— BEGIN Data supplied —

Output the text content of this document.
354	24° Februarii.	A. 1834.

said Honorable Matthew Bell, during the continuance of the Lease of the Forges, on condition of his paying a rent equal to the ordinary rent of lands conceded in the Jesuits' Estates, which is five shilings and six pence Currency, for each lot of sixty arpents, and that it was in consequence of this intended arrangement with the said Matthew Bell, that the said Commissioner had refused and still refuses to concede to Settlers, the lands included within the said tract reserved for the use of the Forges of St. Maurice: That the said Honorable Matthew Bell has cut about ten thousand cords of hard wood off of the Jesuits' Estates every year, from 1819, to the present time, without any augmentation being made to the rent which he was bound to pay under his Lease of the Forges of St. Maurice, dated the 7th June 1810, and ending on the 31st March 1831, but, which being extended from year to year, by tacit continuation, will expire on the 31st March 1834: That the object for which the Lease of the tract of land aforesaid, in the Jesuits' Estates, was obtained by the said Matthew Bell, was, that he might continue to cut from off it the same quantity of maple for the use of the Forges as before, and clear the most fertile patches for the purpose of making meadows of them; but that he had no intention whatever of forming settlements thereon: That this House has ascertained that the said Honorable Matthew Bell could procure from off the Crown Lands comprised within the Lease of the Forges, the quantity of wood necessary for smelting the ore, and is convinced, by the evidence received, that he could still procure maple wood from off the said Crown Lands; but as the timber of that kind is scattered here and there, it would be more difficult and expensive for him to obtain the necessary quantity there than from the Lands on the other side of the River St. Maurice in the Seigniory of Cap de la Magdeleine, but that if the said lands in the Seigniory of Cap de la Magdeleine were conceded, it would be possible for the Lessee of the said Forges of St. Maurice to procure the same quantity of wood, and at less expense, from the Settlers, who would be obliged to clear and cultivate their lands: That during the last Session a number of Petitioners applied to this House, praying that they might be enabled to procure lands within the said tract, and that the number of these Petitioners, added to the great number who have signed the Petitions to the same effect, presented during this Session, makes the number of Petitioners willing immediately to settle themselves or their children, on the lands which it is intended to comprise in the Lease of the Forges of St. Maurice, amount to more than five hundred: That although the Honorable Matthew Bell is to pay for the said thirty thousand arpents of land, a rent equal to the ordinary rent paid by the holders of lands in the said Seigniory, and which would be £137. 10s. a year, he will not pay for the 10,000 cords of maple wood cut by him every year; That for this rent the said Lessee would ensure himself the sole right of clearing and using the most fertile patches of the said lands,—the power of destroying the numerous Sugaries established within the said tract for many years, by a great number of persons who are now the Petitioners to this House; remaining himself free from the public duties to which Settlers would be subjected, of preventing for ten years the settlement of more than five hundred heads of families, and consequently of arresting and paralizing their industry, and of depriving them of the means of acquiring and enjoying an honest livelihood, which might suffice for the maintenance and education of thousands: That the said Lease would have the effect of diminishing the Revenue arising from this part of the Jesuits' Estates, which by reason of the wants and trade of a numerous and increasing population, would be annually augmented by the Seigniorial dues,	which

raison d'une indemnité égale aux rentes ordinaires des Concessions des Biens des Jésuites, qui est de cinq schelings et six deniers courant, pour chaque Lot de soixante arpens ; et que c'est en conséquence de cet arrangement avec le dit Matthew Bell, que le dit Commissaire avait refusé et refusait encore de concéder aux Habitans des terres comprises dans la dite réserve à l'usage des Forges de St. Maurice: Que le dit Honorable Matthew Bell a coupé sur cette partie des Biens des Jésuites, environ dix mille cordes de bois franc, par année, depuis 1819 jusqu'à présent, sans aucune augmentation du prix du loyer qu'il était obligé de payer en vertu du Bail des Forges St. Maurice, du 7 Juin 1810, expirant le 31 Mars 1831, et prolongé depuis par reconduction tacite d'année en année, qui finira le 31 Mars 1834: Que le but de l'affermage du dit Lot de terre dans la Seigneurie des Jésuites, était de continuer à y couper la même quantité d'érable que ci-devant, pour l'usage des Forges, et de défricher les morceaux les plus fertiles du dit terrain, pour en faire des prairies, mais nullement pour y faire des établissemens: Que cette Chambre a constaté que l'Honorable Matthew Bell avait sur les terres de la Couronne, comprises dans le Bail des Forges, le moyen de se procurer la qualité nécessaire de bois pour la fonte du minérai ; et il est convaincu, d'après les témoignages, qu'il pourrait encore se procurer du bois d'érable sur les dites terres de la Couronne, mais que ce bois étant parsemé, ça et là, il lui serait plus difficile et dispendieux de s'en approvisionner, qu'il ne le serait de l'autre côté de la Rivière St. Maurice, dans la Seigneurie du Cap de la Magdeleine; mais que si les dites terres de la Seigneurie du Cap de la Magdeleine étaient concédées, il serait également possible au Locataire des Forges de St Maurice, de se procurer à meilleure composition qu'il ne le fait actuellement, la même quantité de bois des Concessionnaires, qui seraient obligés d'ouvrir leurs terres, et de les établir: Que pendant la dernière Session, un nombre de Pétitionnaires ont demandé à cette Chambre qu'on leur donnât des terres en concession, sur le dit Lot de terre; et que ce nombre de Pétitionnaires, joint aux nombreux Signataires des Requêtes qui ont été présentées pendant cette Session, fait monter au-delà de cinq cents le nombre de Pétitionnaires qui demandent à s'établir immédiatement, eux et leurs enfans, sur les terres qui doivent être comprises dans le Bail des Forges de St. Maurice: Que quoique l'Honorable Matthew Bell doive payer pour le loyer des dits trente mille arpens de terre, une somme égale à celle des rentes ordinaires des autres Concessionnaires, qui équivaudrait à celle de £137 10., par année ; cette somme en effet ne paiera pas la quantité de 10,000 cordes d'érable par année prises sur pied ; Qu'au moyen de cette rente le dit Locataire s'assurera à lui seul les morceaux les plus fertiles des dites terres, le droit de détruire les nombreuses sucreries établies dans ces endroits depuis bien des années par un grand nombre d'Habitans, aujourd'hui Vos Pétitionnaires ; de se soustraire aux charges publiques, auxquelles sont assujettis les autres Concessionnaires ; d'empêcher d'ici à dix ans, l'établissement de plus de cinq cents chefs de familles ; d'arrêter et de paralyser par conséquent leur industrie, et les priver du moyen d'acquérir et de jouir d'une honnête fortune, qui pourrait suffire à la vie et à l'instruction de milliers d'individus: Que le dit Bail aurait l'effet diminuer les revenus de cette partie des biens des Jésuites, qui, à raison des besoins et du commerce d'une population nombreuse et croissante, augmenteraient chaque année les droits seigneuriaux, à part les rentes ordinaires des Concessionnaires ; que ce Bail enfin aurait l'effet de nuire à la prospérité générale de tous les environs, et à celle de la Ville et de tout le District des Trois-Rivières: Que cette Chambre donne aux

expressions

— END Data supplied —
— BEGIN Data supplied —

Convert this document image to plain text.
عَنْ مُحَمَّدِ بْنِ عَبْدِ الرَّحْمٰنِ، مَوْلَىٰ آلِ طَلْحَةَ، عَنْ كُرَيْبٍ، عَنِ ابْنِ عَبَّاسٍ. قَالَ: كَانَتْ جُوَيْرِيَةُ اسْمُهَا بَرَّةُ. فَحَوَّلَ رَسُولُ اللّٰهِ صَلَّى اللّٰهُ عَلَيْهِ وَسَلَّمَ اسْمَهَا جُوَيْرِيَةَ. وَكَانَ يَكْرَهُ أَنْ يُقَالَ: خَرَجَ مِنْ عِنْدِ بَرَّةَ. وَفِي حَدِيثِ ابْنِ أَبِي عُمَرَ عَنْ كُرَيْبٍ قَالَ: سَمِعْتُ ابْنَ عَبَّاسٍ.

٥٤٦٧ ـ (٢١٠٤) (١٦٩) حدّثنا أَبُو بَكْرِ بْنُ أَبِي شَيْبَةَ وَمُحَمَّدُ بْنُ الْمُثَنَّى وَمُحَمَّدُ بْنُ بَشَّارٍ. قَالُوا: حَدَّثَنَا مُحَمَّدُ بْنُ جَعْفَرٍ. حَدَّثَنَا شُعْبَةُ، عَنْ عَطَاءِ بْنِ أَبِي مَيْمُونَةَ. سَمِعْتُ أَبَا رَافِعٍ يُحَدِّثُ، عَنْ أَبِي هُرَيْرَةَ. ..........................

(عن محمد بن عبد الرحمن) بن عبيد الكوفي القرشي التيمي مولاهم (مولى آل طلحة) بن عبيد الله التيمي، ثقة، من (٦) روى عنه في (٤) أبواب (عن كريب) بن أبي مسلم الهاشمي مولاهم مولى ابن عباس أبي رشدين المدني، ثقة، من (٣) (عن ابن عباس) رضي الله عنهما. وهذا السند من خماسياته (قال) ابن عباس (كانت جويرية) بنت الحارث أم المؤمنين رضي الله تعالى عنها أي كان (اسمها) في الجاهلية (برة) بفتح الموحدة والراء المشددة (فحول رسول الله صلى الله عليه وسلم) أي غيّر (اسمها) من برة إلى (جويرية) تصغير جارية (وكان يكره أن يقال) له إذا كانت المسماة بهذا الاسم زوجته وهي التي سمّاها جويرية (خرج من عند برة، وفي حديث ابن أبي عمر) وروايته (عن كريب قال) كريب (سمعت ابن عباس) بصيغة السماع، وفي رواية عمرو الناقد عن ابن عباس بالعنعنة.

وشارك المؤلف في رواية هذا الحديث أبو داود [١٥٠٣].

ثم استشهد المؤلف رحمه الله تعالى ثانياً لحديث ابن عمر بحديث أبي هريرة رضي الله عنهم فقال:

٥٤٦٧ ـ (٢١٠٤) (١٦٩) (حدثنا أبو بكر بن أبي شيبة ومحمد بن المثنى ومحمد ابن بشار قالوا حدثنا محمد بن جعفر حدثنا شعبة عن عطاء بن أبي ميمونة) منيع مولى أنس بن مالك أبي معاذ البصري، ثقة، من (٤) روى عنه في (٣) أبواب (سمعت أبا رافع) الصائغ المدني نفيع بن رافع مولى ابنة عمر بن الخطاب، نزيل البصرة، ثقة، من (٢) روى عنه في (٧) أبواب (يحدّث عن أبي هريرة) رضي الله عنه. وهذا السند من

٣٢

— END Data supplied —

Check each line of the material above for "text" and say how many lines contain it, giving the number alone.

- _Response to this task_
2